— BEGIN DATASET ENTRIES —

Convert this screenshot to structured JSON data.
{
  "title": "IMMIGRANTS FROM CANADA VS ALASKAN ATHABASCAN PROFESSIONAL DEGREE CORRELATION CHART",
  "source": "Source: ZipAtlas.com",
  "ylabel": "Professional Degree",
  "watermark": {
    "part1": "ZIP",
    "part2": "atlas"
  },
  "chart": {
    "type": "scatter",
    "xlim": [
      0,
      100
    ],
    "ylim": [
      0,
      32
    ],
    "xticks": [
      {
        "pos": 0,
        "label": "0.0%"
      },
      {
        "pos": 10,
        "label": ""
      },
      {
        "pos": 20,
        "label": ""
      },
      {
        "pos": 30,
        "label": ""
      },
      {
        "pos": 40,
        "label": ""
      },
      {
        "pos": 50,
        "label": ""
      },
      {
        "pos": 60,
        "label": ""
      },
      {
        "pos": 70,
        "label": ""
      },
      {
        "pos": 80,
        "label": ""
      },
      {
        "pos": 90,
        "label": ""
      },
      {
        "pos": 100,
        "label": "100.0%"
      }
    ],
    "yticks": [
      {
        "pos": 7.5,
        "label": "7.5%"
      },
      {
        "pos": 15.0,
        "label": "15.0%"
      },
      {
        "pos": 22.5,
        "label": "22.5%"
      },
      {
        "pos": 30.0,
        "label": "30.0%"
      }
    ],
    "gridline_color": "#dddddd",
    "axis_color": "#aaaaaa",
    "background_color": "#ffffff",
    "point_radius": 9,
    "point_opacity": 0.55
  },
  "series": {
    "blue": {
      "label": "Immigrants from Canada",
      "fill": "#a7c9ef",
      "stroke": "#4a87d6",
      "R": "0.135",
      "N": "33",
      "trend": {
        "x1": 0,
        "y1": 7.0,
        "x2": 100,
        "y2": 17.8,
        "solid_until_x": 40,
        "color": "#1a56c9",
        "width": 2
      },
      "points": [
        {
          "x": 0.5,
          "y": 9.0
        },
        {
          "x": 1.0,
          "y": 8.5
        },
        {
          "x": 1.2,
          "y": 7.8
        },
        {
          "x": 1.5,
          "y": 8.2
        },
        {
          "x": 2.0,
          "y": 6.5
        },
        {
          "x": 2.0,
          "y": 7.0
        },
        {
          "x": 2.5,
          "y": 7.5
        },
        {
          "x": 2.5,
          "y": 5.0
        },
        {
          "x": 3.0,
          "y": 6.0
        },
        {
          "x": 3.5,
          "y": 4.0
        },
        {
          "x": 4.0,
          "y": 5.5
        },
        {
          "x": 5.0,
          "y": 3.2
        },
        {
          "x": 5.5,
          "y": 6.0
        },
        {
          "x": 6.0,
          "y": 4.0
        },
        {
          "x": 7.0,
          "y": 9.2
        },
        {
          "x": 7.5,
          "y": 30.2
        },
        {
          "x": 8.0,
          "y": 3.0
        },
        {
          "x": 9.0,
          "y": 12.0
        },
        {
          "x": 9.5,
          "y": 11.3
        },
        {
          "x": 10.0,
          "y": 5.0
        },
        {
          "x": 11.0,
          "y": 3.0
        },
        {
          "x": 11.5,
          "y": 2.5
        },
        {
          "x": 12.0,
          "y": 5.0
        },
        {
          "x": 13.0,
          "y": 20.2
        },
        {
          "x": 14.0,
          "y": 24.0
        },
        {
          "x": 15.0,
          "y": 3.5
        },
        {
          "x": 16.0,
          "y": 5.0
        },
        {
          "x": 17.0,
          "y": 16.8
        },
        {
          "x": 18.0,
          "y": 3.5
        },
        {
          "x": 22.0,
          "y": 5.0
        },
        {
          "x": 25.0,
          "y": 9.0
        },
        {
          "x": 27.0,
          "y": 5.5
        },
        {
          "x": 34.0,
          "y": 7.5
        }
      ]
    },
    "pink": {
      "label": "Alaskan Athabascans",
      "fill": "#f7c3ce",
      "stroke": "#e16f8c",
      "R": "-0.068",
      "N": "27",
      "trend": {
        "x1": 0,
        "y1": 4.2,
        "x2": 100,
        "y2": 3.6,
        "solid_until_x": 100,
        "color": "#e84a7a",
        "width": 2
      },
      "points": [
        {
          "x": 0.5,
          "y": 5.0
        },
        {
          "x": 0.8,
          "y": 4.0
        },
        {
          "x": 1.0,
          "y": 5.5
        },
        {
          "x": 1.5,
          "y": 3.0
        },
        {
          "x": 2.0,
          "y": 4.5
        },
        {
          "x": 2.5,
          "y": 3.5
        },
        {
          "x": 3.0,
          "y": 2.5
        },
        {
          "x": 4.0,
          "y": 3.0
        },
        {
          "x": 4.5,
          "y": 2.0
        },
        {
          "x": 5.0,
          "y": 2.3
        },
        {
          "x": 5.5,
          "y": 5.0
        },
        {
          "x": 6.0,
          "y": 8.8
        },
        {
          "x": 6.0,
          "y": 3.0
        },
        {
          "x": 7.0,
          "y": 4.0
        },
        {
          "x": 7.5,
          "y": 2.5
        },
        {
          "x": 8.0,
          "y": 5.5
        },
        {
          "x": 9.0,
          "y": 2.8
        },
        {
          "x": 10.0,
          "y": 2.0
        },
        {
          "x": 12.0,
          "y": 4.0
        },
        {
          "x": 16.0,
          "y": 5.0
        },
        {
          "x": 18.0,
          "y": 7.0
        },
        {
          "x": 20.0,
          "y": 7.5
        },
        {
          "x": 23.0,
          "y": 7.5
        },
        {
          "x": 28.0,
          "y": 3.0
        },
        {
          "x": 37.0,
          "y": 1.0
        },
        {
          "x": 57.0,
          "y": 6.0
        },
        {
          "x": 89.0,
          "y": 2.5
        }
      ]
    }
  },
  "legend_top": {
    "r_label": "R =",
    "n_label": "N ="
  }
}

— END DATASET ENTRIES —

> [WHAT YOU ARE ASKED TO DO]: Would you give the material above again, complete and exact?

> [EXPECTED ANSWER]:
Convert this screenshot to structured JSON data.
{
  "title": "IMMIGRANTS FROM CANADA VS ALASKAN ATHABASCAN PROFESSIONAL DEGREE CORRELATION CHART",
  "source": "Source: ZipAtlas.com",
  "ylabel": "Professional Degree",
  "watermark": {
    "part1": "ZIP",
    "part2": "atlas"
  },
  "chart": {
    "type": "scatter",
    "xlim": [
      0,
      100
    ],
    "ylim": [
      0,
      32
    ],
    "xticks": [
      {
        "pos": 0,
        "label": "0.0%"
      },
      {
        "pos": 10,
        "label": ""
      },
      {
        "pos": 20,
        "label": ""
      },
      {
        "pos": 30,
        "label": ""
      },
      {
        "pos": 40,
        "label": ""
      },
      {
        "pos": 50,
        "label": ""
      },
      {
        "pos": 60,
        "label": ""
      },
      {
        "pos": 70,
        "label": ""
      },
      {
        "pos": 80,
        "label": ""
      },
      {
        "pos": 90,
        "label": ""
      },
      {
        "pos": 100,
        "label": "100.0%"
      }
    ],
    "yticks": [
      {
        "pos": 7.5,
        "label": "7.5%"
      },
      {
        "pos": 15.0,
        "label": "15.0%"
      },
      {
        "pos": 22.5,
        "label": "22.5%"
      },
      {
        "pos": 30.0,
        "label": "30.0%"
      }
    ],
    "gridline_color": "#dddddd",
    "axis_color": "#aaaaaa",
    "background_color": "#ffffff",
    "point_radius": 9,
    "point_opacity": 0.55
  },
  "series": {
    "blue": {
      "label": "Immigrants from Canada",
      "fill": "#a7c9ef",
      "stroke": "#4a87d6",
      "R": "0.135",
      "N": "33",
      "trend": {
        "x1": 0,
        "y1": 7.0,
        "x2": 100,
        "y2": 17.8,
        "solid_until_x": 40,
        "color": "#1a56c9",
        "width": 2
      },
      "points": [
        {
          "x": 0.5,
          "y": 9.0
        },
        {
          "x": 1.0,
          "y": 8.5
        },
        {
          "x": 1.2,
          "y": 7.8
        },
        {
          "x": 1.5,
          "y": 8.2
        },
        {
          "x": 2.0,
          "y": 6.5
        },
        {
          "x": 2.0,
          "y": 7.0
        },
        {
          "x": 2.5,
          "y": 7.5
        },
        {
          "x": 2.5,
          "y": 5.0
        },
        {
          "x": 3.0,
          "y": 6.0
        },
        {
          "x": 3.5,
          "y": 4.0
        },
        {
          "x": 4.0,
          "y": 5.5
        },
        {
          "x": 5.0,
          "y": 3.2
        },
        {
          "x": 5.5,
          "y": 6.0
        },
        {
          "x": 6.0,
          "y": 4.0
        },
        {
          "x": 7.0,
          "y": 9.2
        },
        {
          "x": 7.5,
          "y": 30.2
        },
        {
          "x": 8.0,
          "y": 3.0
        },
        {
          "x": 9.0,
          "y": 12.0
        },
        {
          "x": 9.5,
          "y": 11.3
        },
        {
          "x": 10.0,
          "y": 5.0
        },
        {
          "x": 11.0,
          "y": 3.0
        },
        {
          "x": 11.5,
          "y": 2.5
        },
        {
          "x": 12.0,
          "y": 5.0
        },
        {
          "x": 13.0,
          "y": 20.2
        },
        {
          "x": 14.0,
          "y": 24.0
        },
        {
          "x": 15.0,
          "y": 3.5
        },
        {
          "x": 16.0,
          "y": 5.0
        },
        {
          "x": 17.0,
          "y": 16.8
        },
        {
          "x": 18.0,
          "y": 3.5
        },
        {
          "x": 22.0,
          "y": 5.0
        },
        {
          "x": 25.0,
          "y": 9.0
        },
        {
          "x": 27.0,
          "y": 5.5
        },
        {
          "x": 34.0,
          "y": 7.5
        }
      ]
    },
    "pink": {
      "label": "Alaskan Athabascans",
      "fill": "#f7c3ce",
      "stroke": "#e16f8c",
      "R": "-0.068",
      "N": "27",
      "trend": {
        "x1": 0,
        "y1": 4.2,
        "x2": 100,
        "y2": 3.6,
        "solid_until_x": 100,
        "color": "#e84a7a",
        "width": 2
      },
      "points": [
        {
          "x": 0.5,
          "y": 5.0
        },
        {
          "x": 0.8,
          "y": 4.0
        },
        {
          "x": 1.0,
          "y": 5.5
        },
        {
          "x": 1.5,
          "y": 3.0
        },
        {
          "x": 2.0,
          "y": 4.5
        },
        {
          "x": 2.5,
          "y": 3.5
        },
        {
          "x": 3.0,
          "y": 2.5
        },
        {
          "x": 4.0,
          "y": 3.0
        },
        {
          "x": 4.5,
          "y": 2.0
        },
        {
          "x": 5.0,
          "y": 2.3
        },
        {
          "x": 5.5,
          "y": 5.0
        },
        {
          "x": 6.0,
          "y": 8.8
        },
        {
          "x": 6.0,
          "y": 3.0
        },
        {
          "x": 7.0,
          "y": 4.0
        },
        {
          "x": 7.5,
          "y": 2.5
        },
        {
          "x": 8.0,
          "y": 5.5
        },
        {
          "x": 9.0,
          "y": 2.8
        },
        {
          "x": 10.0,
          "y": 2.0
        },
        {
          "x": 12.0,
          "y": 4.0
        },
        {
          "x": 16.0,
          "y": 5.0
        },
        {
          "x": 18.0,
          "y": 7.0
        },
        {
          "x": 20.0,
          "y": 7.5
        },
        {
          "x": 23.0,
          "y": 7.5
        },
        {
          "x": 28.0,
          "y": 3.0
        },
        {
          "x": 37.0,
          "y": 1.0
        },
        {
          "x": 57.0,
          "y": 6.0
        },
        {
          "x": 89.0,
          "y": 2.5
        }
      ]
    }
  },
  "legend_top": {
    "r_label": "R =",
    "n_label": "N ="
  }
}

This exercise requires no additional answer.